▸ **DIRECTIONS**
List every line below containing "Each".
--- Start GIVEN ENTRIES ---
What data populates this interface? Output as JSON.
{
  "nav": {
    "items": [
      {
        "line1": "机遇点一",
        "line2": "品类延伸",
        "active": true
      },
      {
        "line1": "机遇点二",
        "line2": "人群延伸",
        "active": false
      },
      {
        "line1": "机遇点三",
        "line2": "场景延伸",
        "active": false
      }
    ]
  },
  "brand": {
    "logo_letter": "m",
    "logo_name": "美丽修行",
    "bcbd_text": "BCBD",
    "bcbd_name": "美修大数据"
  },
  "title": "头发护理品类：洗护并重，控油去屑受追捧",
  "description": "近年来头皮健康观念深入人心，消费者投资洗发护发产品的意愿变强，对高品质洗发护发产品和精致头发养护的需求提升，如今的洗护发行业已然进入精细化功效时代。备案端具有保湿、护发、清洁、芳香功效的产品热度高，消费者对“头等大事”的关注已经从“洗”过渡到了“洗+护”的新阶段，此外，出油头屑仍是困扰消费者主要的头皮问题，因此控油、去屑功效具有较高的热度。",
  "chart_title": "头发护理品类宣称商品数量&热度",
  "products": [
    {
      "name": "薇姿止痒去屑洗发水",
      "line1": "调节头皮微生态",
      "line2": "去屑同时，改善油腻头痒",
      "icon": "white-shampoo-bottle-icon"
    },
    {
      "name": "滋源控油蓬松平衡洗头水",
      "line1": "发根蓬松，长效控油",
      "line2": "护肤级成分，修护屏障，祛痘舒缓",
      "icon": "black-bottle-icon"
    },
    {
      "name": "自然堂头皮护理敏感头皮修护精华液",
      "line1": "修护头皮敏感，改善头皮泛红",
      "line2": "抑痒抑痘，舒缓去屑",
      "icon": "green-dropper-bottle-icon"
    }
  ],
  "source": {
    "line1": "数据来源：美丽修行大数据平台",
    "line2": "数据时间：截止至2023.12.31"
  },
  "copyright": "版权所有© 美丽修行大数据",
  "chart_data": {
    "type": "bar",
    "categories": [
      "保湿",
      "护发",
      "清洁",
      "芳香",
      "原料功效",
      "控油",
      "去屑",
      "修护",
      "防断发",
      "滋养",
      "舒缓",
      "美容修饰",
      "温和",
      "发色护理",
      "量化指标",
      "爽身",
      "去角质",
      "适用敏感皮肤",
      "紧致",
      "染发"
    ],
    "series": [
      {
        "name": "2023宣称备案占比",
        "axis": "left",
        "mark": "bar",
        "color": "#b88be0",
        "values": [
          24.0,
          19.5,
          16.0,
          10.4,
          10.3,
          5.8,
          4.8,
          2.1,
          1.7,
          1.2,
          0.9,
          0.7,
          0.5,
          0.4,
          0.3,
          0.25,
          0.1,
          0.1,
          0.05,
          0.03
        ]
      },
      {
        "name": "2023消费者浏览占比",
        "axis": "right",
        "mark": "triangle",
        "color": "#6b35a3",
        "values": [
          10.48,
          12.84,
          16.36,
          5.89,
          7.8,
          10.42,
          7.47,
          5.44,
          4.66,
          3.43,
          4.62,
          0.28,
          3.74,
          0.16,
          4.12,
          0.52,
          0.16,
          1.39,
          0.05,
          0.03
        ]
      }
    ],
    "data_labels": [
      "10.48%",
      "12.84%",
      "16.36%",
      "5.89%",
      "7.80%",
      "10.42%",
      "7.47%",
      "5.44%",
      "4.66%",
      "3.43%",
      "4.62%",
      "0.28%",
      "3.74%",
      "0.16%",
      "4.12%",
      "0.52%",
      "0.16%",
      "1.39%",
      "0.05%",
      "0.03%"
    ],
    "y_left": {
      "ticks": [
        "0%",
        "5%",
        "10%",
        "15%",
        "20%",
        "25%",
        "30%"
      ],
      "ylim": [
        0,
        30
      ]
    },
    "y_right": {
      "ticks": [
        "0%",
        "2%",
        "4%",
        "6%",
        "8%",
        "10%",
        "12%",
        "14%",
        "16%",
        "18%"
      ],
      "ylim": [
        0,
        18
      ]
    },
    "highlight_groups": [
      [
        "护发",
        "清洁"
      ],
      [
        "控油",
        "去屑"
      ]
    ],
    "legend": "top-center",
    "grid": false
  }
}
--- End GIVEN ENTRIES ---
--- Start GIVEN ENTRIES ---
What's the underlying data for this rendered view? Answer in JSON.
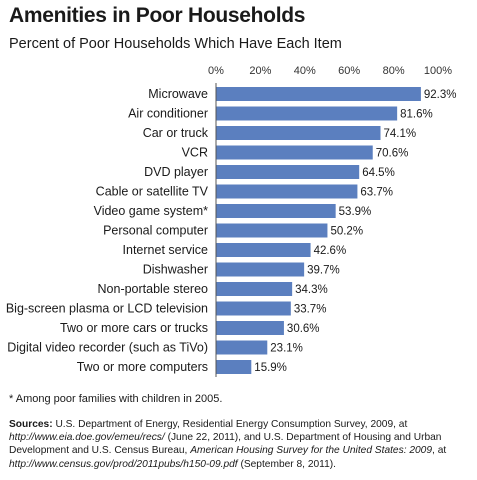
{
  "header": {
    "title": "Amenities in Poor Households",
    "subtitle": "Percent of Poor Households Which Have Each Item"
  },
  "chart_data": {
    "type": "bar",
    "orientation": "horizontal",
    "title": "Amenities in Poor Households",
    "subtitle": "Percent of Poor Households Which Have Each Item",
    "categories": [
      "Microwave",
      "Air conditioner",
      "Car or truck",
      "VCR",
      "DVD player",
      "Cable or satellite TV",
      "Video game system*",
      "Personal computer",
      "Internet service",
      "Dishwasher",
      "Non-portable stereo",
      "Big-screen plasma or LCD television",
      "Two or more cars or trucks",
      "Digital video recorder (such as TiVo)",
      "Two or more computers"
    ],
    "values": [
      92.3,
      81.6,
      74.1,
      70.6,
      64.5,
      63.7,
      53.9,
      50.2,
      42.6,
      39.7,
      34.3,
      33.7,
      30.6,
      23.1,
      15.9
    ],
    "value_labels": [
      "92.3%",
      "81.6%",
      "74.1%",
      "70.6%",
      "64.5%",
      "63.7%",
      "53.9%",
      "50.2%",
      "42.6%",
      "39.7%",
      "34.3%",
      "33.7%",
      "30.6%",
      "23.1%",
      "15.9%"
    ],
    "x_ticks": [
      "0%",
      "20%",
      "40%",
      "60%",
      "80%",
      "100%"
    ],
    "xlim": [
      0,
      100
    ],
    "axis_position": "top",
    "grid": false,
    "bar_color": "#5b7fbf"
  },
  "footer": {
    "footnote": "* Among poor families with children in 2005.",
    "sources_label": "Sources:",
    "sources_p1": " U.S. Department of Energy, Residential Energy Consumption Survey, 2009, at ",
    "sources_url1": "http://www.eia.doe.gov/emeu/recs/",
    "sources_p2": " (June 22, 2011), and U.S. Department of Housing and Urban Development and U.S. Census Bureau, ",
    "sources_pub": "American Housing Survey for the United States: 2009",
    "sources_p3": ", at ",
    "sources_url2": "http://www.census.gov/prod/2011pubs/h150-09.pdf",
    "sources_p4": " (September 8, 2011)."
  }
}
--- End GIVEN ENTRIES ---
▸ **FINISHED TASK**
    "subtitle": "Percent of Poor Households Which Have Each Item"
    "subtitle": "Percent of Poor Households Which Have Each Item",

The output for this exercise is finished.